Figure dataset records →
########

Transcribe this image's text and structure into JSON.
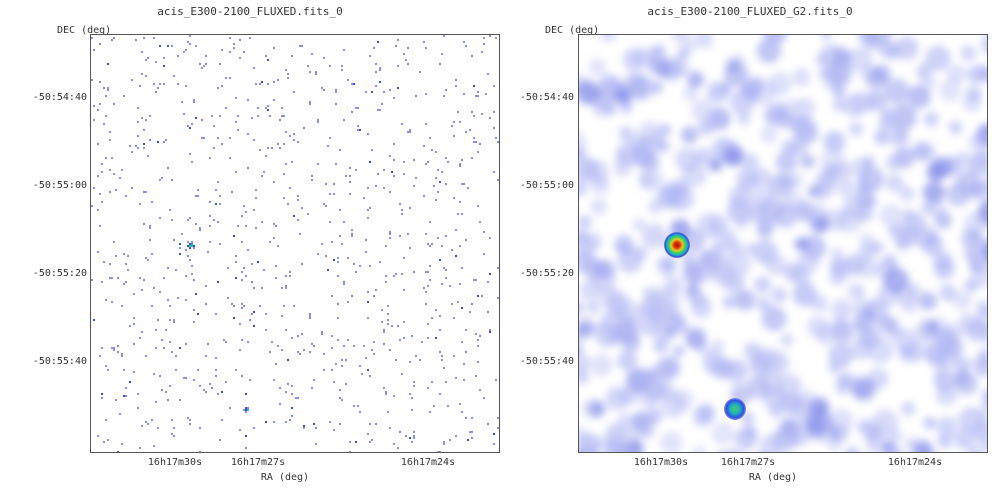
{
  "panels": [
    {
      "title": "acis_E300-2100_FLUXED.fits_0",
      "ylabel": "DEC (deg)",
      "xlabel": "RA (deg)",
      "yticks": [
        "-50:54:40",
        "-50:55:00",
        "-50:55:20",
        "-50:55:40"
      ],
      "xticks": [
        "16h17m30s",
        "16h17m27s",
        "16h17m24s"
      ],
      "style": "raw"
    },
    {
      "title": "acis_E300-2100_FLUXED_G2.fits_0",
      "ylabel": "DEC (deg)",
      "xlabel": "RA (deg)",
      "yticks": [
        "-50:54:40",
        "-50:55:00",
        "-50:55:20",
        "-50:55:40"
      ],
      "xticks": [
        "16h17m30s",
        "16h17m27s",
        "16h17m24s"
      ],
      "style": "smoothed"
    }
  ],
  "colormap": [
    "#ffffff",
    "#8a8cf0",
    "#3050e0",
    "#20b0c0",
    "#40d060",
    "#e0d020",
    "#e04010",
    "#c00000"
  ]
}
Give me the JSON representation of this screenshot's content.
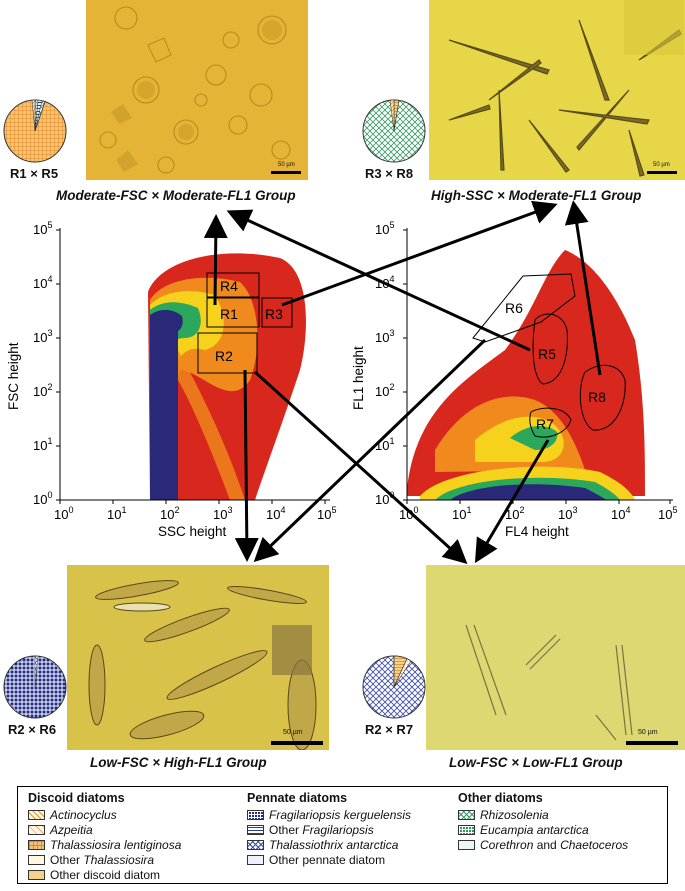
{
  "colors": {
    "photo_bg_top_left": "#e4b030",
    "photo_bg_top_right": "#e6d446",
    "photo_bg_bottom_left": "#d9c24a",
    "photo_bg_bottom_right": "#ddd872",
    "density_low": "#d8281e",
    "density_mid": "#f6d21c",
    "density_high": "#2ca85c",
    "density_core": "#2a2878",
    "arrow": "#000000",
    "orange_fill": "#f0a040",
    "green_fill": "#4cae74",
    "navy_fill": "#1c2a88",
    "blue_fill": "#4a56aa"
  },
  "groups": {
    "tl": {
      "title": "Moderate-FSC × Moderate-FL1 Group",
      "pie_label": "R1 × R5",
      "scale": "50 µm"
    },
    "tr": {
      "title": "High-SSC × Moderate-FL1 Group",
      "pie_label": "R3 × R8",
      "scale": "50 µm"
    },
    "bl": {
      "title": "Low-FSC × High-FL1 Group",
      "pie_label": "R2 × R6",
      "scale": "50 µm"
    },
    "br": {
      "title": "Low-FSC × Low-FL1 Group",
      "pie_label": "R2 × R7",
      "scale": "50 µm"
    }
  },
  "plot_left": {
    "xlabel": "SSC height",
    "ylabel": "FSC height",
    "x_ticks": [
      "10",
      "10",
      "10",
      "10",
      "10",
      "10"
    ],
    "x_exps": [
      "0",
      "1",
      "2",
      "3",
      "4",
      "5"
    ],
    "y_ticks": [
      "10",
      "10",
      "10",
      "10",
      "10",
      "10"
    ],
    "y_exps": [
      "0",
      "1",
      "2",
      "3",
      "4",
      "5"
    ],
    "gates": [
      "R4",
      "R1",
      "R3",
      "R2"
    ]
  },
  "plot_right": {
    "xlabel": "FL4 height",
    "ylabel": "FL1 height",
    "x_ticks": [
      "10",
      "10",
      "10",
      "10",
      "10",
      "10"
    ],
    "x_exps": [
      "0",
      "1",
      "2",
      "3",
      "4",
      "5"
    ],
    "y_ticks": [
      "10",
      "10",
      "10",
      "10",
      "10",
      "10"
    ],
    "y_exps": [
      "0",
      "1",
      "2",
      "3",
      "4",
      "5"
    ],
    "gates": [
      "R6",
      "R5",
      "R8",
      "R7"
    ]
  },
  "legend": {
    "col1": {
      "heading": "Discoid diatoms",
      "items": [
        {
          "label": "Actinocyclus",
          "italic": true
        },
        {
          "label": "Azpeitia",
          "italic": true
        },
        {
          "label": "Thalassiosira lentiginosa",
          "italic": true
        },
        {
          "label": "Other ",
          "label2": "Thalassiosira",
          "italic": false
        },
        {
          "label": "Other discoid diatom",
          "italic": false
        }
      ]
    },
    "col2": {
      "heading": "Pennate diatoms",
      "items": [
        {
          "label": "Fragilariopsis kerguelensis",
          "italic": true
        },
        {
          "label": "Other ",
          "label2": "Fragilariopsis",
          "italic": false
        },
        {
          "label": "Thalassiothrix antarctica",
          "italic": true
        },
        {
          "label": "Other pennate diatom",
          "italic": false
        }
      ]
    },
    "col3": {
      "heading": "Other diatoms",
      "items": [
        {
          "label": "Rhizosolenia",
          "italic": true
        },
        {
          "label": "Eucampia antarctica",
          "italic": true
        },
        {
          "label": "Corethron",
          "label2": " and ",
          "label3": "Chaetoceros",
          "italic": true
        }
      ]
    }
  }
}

########

Restate the data above word for word. Skip every picture.

Reply to the task →
Transcribe this image's text and structure into JSON.
{
  "panels": [
    {
      "title": "acis_E300-2100_FLUXED.fits_0",
      "ylabel": "DEC (deg)",
      "xlabel": "RA (deg)",
      "yticks": [
        "-50:54:40",
        "-50:55:00",
        "-50:55:20",
        "-50:55:40"
      ],
      "xticks": [
        "16h17m30s",
        "16h17m27s",
        "16h17m24s"
      ],
      "style": "raw"
    },
    {
      "title": "acis_E300-2100_FLUXED_G2.fits_0",
      "ylabel": "DEC (deg)",
      "xlabel": "RA (deg)",
      "yticks": [
        "-50:54:40",
        "-50:55:00",
        "-50:55:20",
        "-50:55:40"
      ],
      "xticks": [
        "16h17m30s",
        "16h17m27s",
        "16h17m24s"
      ],
      "style": "smoothed"
    }
  ],
  "colormap": [
    "#ffffff",
    "#8a8cf0",
    "#3050e0",
    "#20b0c0",
    "#40d060",
    "#e0d020",
    "#e04010",
    "#c00000"
  ]
}
Give me the JSON representation of this screenshot's content.
{
  "colors": {
    "photo_bg_top_left": "#e4b030",
    "photo_bg_top_right": "#e6d446",
    "photo_bg_bottom_left": "#d9c24a",
    "photo_bg_bottom_right": "#ddd872",
    "density_low": "#d8281e",
    "density_mid": "#f6d21c",
    "density_high": "#2ca85c",
    "density_core": "#2a2878",
    "arrow": "#000000",
    "orange_fill": "#f0a040",
    "green_fill": "#4cae74",
    "navy_fill": "#1c2a88",
    "blue_fill": "#4a56aa"
  },
  "groups": {
    "tl": {
      "title": "Moderate-FSC × Moderate-FL1 Group",
      "pie_label": "R1 × R5",
      "scale": "50 µm"
    },
    "tr": {
      "title": "High-SSC × Moderate-FL1 Group",
      "pie_label": "R3 × R8",
      "scale": "50 µm"
    },
    "bl": {
      "title": "Low-FSC × High-FL1 Group",
      "pie_label": "R2 × R6",
      "scale": "50 µm"
    },
    "br": {
      "title": "Low-FSC × Low-FL1 Group",
      "pie_label": "R2 × R7",
      "scale": "50 µm"
    }
  },
  "plot_left": {
    "xlabel": "SSC height",
    "ylabel": "FSC height",
    "x_ticks": [
      "10",
      "10",
      "10",
      "10",
      "10",
      "10"
    ],
    "x_exps": [
      "0",
      "1",
      "2",
      "3",
      "4",
      "5"
    ],
    "y_ticks": [
      "10",
      "10",
      "10",
      "10",
      "10",
      "10"
    ],
    "y_exps": [
      "0",
      "1",
      "2",
      "3",
      "4",
      "5"
    ],
    "gates": [
      "R4",
      "R1",
      "R3",
      "R2"
    ]
  },
  "plot_right": {
    "xlabel": "FL4 height",
    "ylabel": "FL1 height",
    "x_ticks": [
      "10",
      "10",
      "10",
      "10",
      "10",
      "10"
    ],
    "x_exps": [
      "0",
      "1",
      "2",
      "3",
      "4",
      "5"
    ],
    "y_ticks": [
      "10",
      "10",
      "10",
      "10",
      "10",
      "10"
    ],
    "y_exps": [
      "0",
      "1",
      "2",
      "3",
      "4",
      "5"
    ],
    "gates": [
      "R6",
      "R5",
      "R8",
      "R7"
    ]
  },
  "legend": {
    "col1": {
      "heading": "Discoid diatoms",
      "items": [
        {
          "label": "Actinocyclus",
          "italic": true
        },
        {
          "label": "Azpeitia",
          "italic": true
        },
        {
          "label": "Thalassiosira lentiginosa",
          "italic": true
        },
        {
          "label": "Other ",
          "label2": "Thalassiosira",
          "italic": false
        },
        {
          "label": "Other discoid diatom",
          "italic": false
        }
      ]
    },
    "col2": {
      "heading": "Pennate diatoms",
      "items": [
        {
          "label": "Fragilariopsis kerguelensis",
          "italic": true
        },
        {
          "label": "Other ",
          "label2": "Fragilariopsis",
          "italic": false
        },
        {
          "label": "Thalassiothrix antarctica",
          "italic": true
        },
        {
          "label": "Other pennate diatom",
          "italic": false
        }
      ]
    },
    "col3": {
      "heading": "Other diatoms",
      "items": [
        {
          "label": "Rhizosolenia",
          "italic": true
        },
        {
          "label": "Eucampia antarctica",
          "italic": true
        },
        {
          "label": "Corethron",
          "label2": " and ",
          "label3": "Chaetoceros",
          "italic": true
        }
      ]
    }
  }
}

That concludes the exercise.